### Element placement data
· · · ·

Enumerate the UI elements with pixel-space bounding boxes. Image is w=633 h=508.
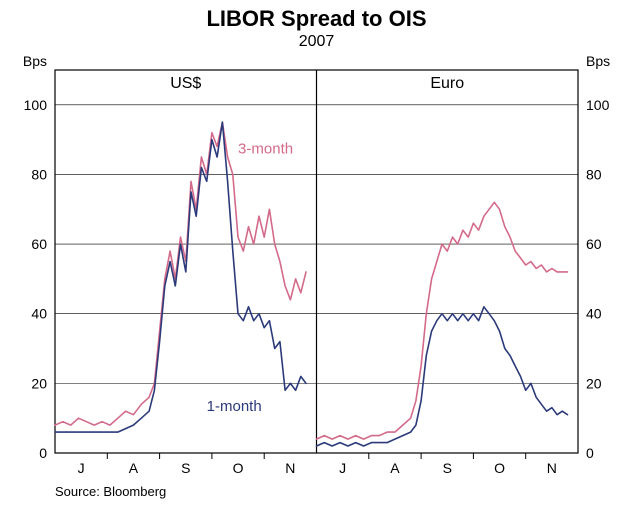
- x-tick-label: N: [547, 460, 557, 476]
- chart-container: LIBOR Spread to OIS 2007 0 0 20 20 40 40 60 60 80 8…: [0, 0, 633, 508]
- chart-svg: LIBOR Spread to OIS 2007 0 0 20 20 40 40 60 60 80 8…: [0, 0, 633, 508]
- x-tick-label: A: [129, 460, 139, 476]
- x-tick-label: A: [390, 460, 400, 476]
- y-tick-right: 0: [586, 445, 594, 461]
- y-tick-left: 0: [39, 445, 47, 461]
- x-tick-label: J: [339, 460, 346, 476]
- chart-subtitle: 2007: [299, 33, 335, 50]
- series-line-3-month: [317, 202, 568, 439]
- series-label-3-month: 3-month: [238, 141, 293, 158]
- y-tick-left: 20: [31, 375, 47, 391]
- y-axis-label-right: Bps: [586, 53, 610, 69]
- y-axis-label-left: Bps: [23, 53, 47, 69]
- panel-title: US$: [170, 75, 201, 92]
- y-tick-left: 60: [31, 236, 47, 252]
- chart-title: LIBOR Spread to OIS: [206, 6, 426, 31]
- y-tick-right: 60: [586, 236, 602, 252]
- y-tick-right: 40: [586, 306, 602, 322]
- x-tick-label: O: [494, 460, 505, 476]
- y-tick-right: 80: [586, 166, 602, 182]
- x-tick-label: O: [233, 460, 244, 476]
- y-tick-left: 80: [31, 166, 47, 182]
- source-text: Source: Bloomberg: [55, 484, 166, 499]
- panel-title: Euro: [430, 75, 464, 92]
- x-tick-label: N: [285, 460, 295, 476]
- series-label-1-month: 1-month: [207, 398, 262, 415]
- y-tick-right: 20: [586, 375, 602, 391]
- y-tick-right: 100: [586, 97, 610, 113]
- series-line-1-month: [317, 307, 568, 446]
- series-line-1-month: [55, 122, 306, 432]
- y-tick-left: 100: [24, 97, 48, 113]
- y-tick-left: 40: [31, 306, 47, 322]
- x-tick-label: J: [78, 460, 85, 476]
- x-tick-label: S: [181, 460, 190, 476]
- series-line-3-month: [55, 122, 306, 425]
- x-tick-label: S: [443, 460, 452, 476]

· · · ·

Please update the records by replacing "panel-title" with "panel-heading" wherever it occurs, keeping everything else unchanged. Leave the pictures out of your answer.

Enumerate the UI elements with pixel-space bounding boxes. Image is w=633 h=508.
- x-tick-label: N: [547, 460, 557, 476]
- chart-container: LIBOR Spread to OIS 2007 0 0 20 20 40 40 60 60 80 8…: [0, 0, 633, 508]
- chart-svg: LIBOR Spread to OIS 2007 0 0 20 20 40 40 60 60 80 8…: [0, 0, 633, 508]
- x-tick-label: A: [129, 460, 139, 476]
- x-tick-label: A: [390, 460, 400, 476]
- y-tick-right: 0: [586, 445, 594, 461]
- y-tick-left: 0: [39, 445, 47, 461]
- x-tick-label: J: [339, 460, 346, 476]
- chart-subtitle: 2007: [299, 33, 335, 50]
- series-line-3-month: [317, 202, 568, 439]
- series-label-3-month: 3-month: [238, 141, 293, 158]
- y-tick-left: 20: [31, 375, 47, 391]
- y-axis-label-right: Bps: [586, 53, 610, 69]
- y-axis-label-left: Bps: [23, 53, 47, 69]
- panel-heading: US$: [170, 75, 201, 92]
- y-tick-left: 60: [31, 236, 47, 252]
- chart-title: LIBOR Spread to OIS: [206, 6, 426, 31]
- y-tick-right: 60: [586, 236, 602, 252]
- y-tick-right: 40: [586, 306, 602, 322]
- x-tick-label: O: [494, 460, 505, 476]
- y-tick-right: 80: [586, 166, 602, 182]
- x-tick-label: O: [233, 460, 244, 476]
- y-tick-left: 80: [31, 166, 47, 182]
- source-text: Source: Bloomberg: [55, 484, 166, 499]
- panel-heading: Euro: [430, 75, 464, 92]
- x-tick-label: N: [285, 460, 295, 476]
- series-label-1-month: 1-month: [207, 398, 262, 415]
- y-tick-right: 20: [586, 375, 602, 391]
- y-tick-right: 100: [586, 97, 610, 113]
- series-line-1-month: [317, 307, 568, 446]
- series-line-1-month: [55, 122, 306, 432]
- y-tick-left: 100: [24, 97, 48, 113]
- y-tick-left: 40: [31, 306, 47, 322]
- x-tick-label: J: [78, 460, 85, 476]
- x-tick-label: S: [181, 460, 190, 476]
- series-line-3-month: [55, 122, 306, 425]
- x-tick-label: S: [443, 460, 452, 476]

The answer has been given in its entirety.